Identify every line in the records below that contains the word "this", and reproduce each one.
○ ○ ○ ○ ○
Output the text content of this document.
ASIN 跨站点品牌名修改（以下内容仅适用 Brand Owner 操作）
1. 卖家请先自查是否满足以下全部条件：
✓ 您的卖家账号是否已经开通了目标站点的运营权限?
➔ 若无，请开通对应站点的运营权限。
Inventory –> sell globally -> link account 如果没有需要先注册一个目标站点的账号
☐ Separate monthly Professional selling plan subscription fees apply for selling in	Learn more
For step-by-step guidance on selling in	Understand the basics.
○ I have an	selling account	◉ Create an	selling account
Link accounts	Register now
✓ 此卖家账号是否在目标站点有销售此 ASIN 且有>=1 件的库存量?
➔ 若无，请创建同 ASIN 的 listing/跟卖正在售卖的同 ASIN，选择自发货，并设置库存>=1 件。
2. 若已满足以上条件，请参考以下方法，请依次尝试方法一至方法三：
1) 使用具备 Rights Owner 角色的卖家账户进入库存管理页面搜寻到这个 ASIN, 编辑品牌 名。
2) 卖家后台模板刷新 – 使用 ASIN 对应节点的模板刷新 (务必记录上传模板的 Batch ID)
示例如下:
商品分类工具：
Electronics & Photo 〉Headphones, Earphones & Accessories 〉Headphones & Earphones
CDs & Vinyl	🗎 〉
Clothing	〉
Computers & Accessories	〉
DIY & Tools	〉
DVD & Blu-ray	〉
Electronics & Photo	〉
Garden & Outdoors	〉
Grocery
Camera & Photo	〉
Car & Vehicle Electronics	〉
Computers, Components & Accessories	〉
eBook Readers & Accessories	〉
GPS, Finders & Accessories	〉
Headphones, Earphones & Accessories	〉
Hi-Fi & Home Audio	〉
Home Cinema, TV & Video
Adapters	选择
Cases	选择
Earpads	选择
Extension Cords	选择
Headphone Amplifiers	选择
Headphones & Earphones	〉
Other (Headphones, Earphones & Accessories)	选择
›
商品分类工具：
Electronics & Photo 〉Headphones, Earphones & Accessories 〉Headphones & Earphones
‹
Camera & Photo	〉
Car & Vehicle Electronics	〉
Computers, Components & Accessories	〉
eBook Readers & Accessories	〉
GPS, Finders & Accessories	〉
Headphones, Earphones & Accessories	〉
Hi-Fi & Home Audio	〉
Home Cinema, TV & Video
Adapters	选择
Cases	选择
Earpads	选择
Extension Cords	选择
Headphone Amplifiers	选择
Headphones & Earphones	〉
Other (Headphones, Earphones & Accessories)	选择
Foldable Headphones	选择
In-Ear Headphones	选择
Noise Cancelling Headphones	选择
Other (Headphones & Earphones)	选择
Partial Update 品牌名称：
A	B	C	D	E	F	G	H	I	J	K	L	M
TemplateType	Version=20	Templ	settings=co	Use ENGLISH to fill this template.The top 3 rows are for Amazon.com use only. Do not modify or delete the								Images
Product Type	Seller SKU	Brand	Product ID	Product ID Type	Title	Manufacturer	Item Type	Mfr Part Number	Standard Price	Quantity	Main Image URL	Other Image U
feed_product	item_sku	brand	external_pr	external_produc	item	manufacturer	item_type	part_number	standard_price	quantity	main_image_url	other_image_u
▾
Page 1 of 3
○ ○ ○ ○ ○
TASK ANSWER:
Output the text content of this document.
TemplateType	Version=20	Templ	settings=co	Use ENGLISH to fill this template.The top 3 rows are for Amazon.com use only. Do not modify or delete the								Images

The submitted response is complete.